### [Stated problem]
Identify the lines that contain the string "color" and copy all of them.

##############################

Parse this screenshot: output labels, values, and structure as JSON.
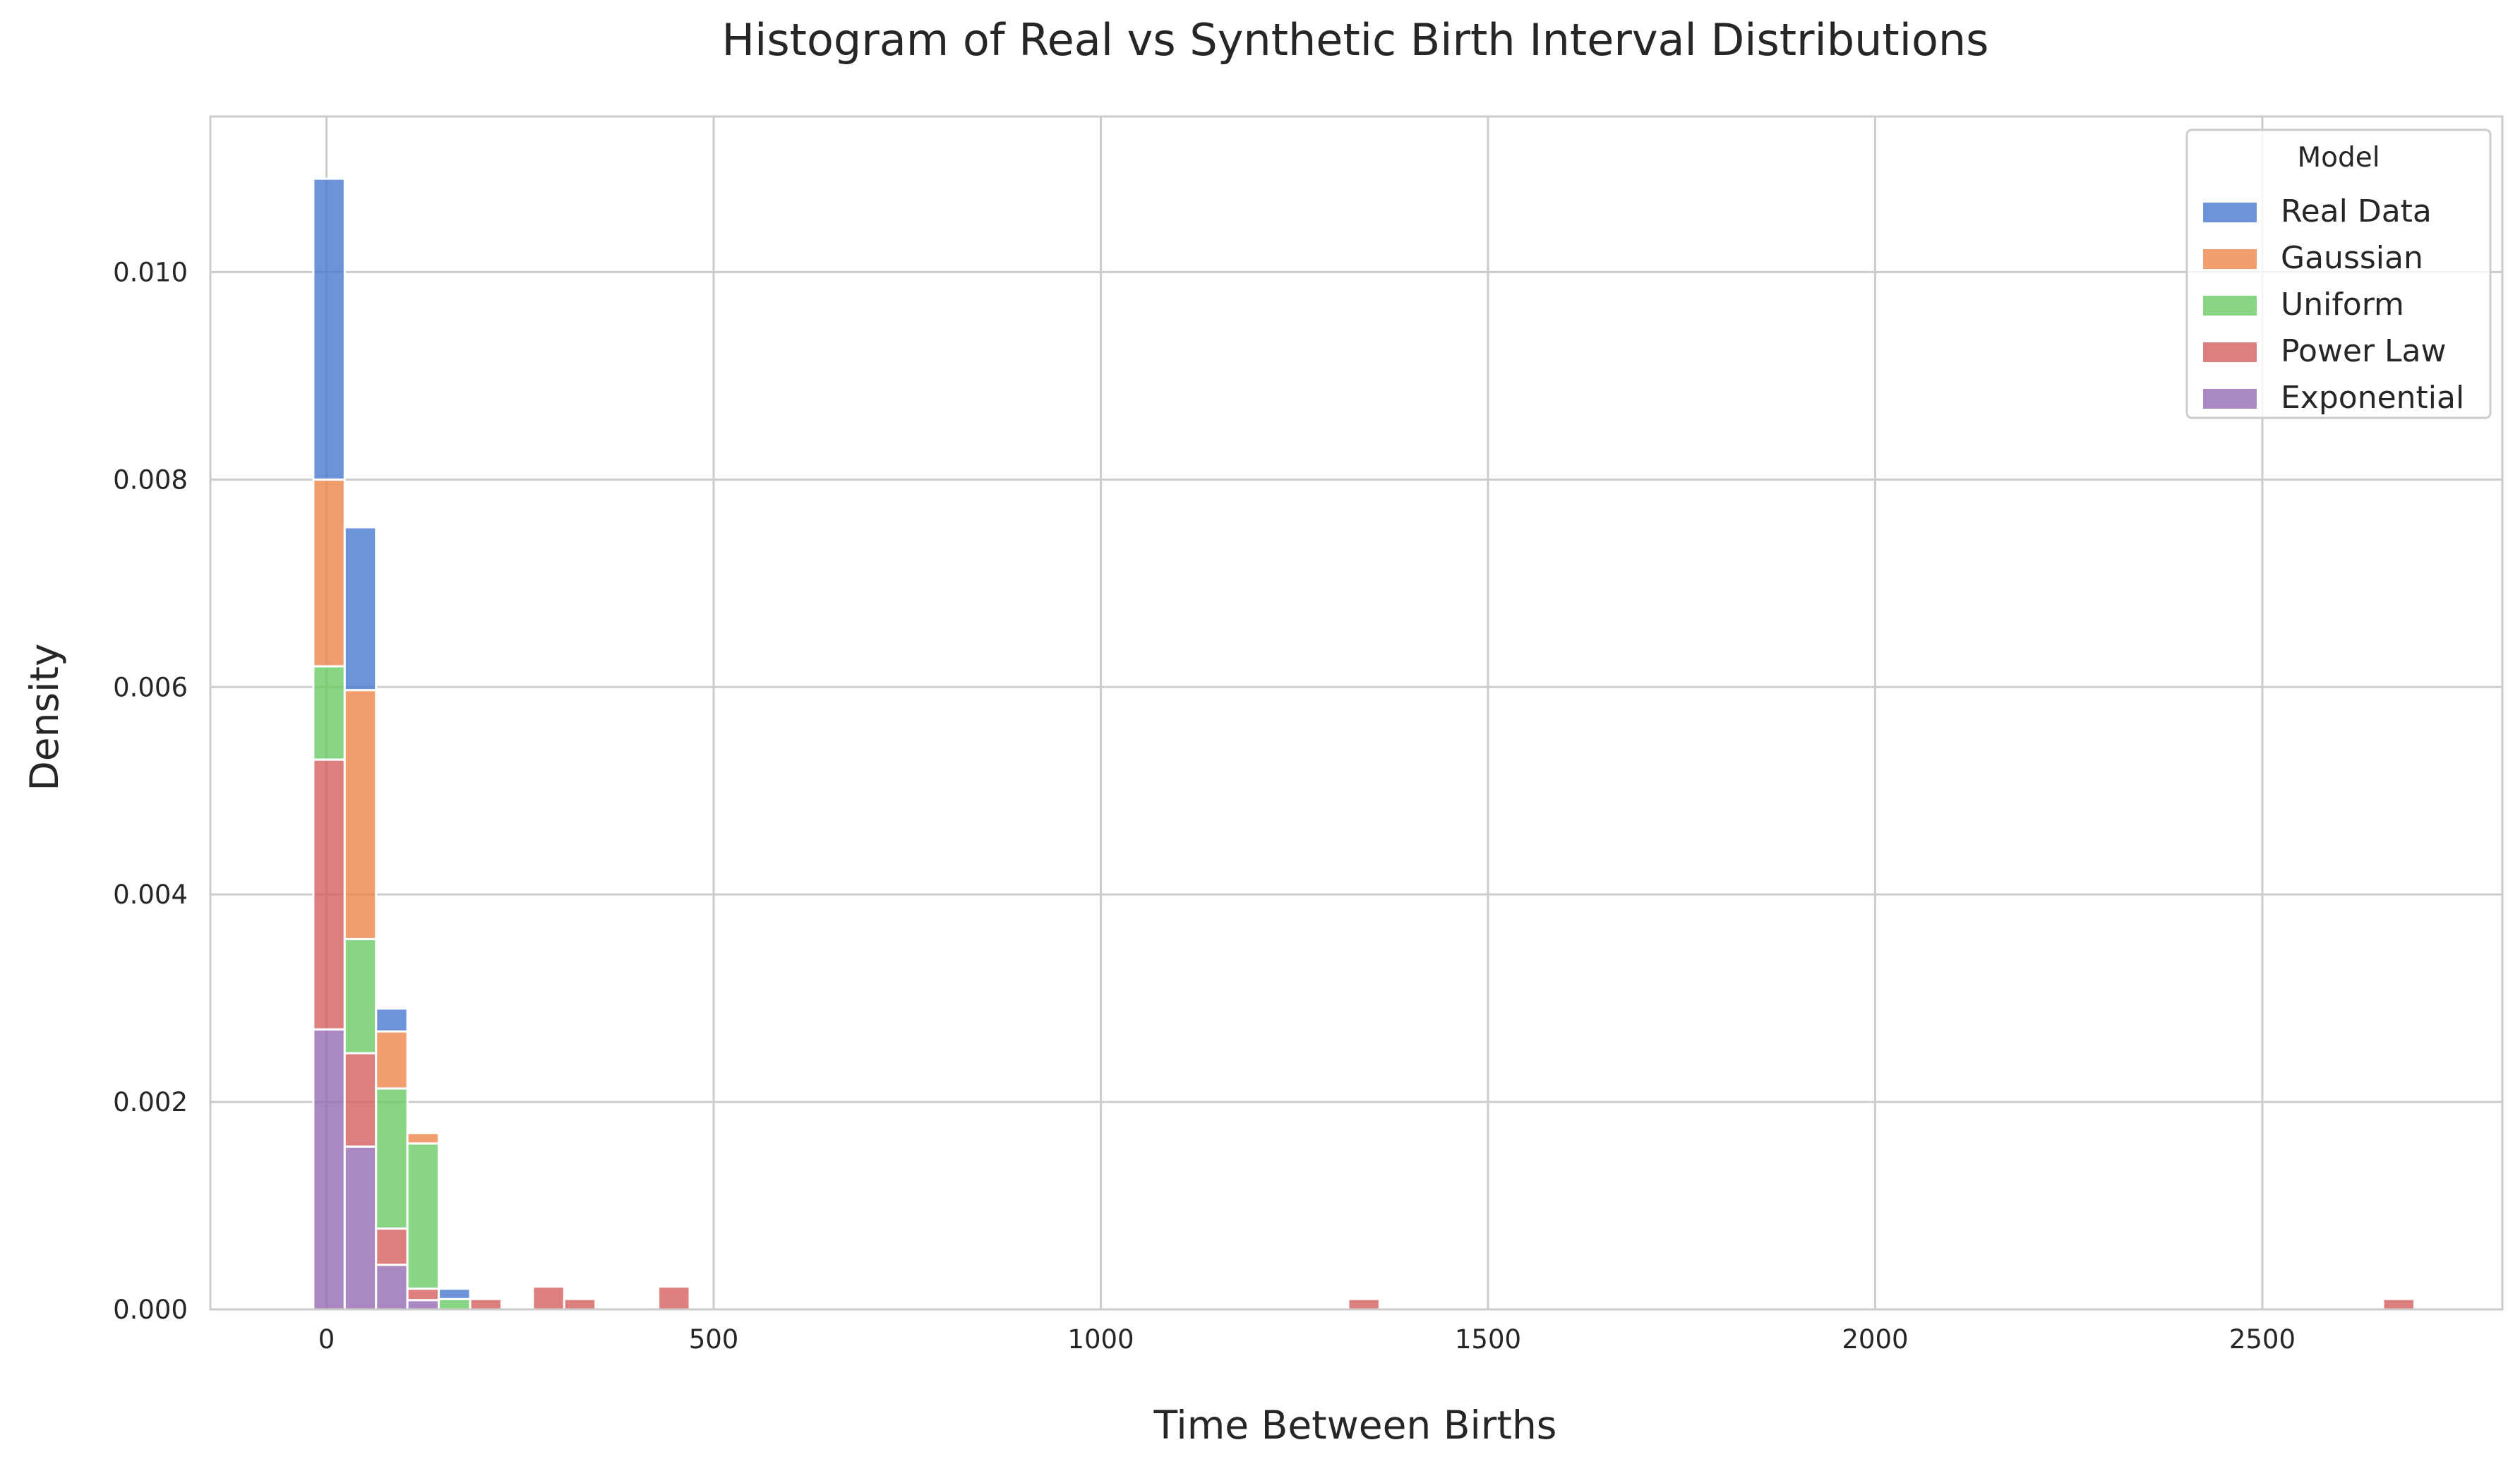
{
  "chart_data": {
    "type": "bar",
    "stacked": true,
    "title": "Histogram of Real vs Synthetic Birth Interval Distributions",
    "xlabel": "Time Between Births",
    "ylabel": "Density",
    "xlim": [
      -150,
      2810
    ],
    "ylim": [
      0,
      0.0115
    ],
    "xticks": [
      0,
      500,
      1000,
      1500,
      2000,
      2500
    ],
    "xtick_labels": [
      "0",
      "500",
      "1000",
      "1500",
      "2000",
      "2500"
    ],
    "yticks": [
      0,
      0.002,
      0.004,
      0.006,
      0.008,
      0.01
    ],
    "ytick_labels": [
      "0.000",
      "0.002",
      "0.004",
      "0.006",
      "0.008",
      "0.010"
    ],
    "grid": true,
    "legend": {
      "title": "Model",
      "placement": "top-right"
    },
    "bin_width": 40.5,
    "x": [
      -17,
      23.5,
      64,
      104.5,
      145,
      185.5,
      226,
      266.5,
      307,
      347.5,
      428.5,
      1319.5,
      2656
    ],
    "series": [
      {
        "name": "Exponential",
        "color": "#956cb4",
        "values": [
          0.0027,
          0.00157,
          0.00043,
          9e-05,
          0,
          0,
          0,
          0,
          0,
          0,
          0,
          0,
          0
        ]
      },
      {
        "name": "Power Law",
        "color": "#d65f5f",
        "values": [
          0.0026,
          0.0009,
          0.00035,
          0.00011,
          0,
          0.0001,
          0,
          0.00022,
          0.0001,
          0,
          0.00022,
          0.0001,
          0.0001
        ]
      },
      {
        "name": "Uniform",
        "color": "#6acc64",
        "values": [
          0.0009,
          0.0011,
          0.00135,
          0.0014,
          0.0001,
          0,
          0,
          0,
          0,
          0,
          0,
          0,
          0
        ]
      },
      {
        "name": "Gaussian",
        "color": "#ee854a",
        "values": [
          0.0018,
          0.0024,
          0.00055,
          0.0001,
          0,
          0,
          0,
          0,
          0,
          0,
          0,
          0,
          0
        ]
      },
      {
        "name": "Real Data",
        "color": "#4878d0",
        "values": [
          0.0029,
          0.00157,
          0.00022,
          0,
          0.0001,
          0,
          0,
          0,
          0,
          0,
          0,
          0,
          0
        ]
      }
    ],
    "legend_order": [
      "Real Data",
      "Gaussian",
      "Uniform",
      "Power Law",
      "Exponential"
    ]
  }
}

##############################

### [Written reply]
        "color": "#956cb4",
        "color": "#d65f5f",
        "color": "#6acc64",
        "color": "#ee854a",
        "color": "#4878d0",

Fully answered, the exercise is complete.